▸ **Exercise directions**
Copy every entry word for word. Skip the pictures.

▸ **Items**
###
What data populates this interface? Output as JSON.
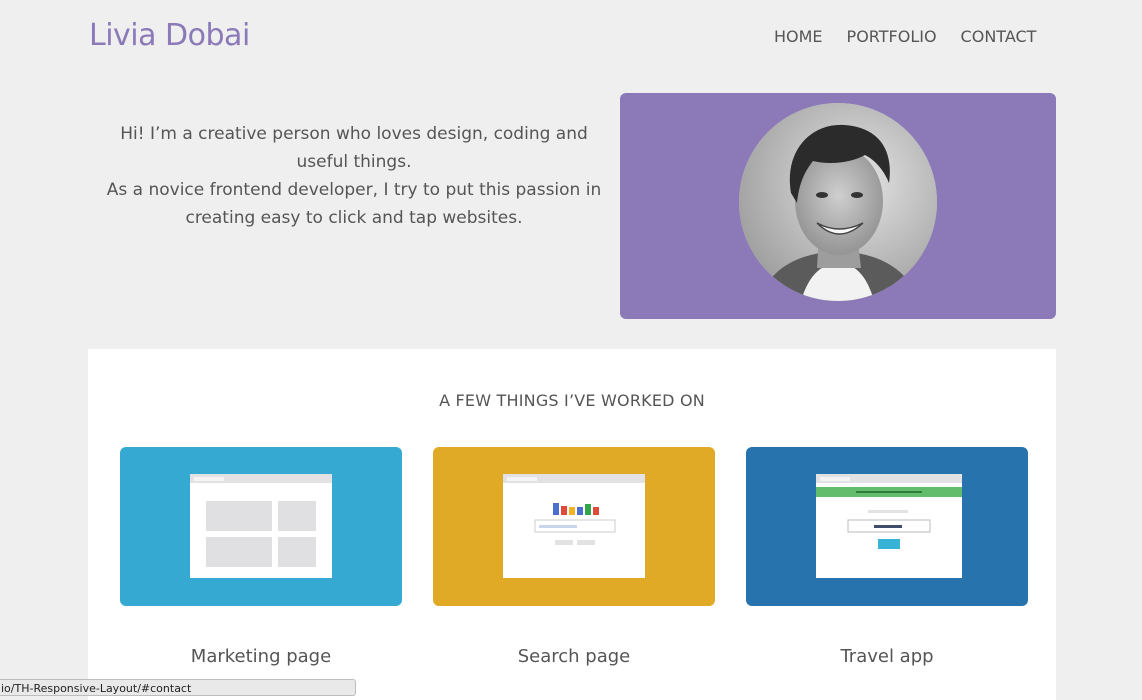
{
  "header": {
    "logo": "Livia Dobai",
    "nav": [
      {
        "label": "HOME"
      },
      {
        "label": "PORTFOLIO"
      },
      {
        "label": "CONTACT"
      }
    ]
  },
  "hero": {
    "paragraph1": "Hi! I’m a creative person who loves design, coding and useful things.",
    "paragraph2": "As a novice frontend developer, I try to put this passion in creating easy to click and tap websites.",
    "accent_color": "#8c7ab8"
  },
  "portfolio": {
    "heading": "A FEW THINGS I’VE WORKED ON",
    "items": [
      {
        "caption": "Marketing page",
        "color": "#36a9d2"
      },
      {
        "caption": "Search page",
        "color": "#e0aa26"
      },
      {
        "caption": "Travel app",
        "color": "#2773ae"
      }
    ]
  },
  "statusbar": {
    "url": "io/TH-Responsive-Layout/#contact"
  }
}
###
▸ **Answer**
What data populates this interface? Output as JSON.
{
  "header": {
    "logo": "Livia Dobai",
    "nav": [
      {
        "label": "HOME"
      },
      {
        "label": "PORTFOLIO"
      },
      {
        "label": "CONTACT"
      }
    ]
  },
  "hero": {
    "paragraph1": "Hi! I’m a creative person who loves design, coding and useful things.",
    "paragraph2": "As a novice frontend developer, I try to put this passion in creating easy to click and tap websites.",
    "accent_color": "#8c7ab8"
  },
  "portfolio": {
    "heading": "A FEW THINGS I’VE WORKED ON",
    "items": [
      {
        "caption": "Marketing page",
        "color": "#36a9d2"
      },
      {
        "caption": "Search page",
        "color": "#e0aa26"
      },
      {
        "caption": "Travel app",
        "color": "#2773ae"
      }
    ]
  },
  "statusbar": {
    "url": "io/TH-Responsive-Layout/#contact"
  }
}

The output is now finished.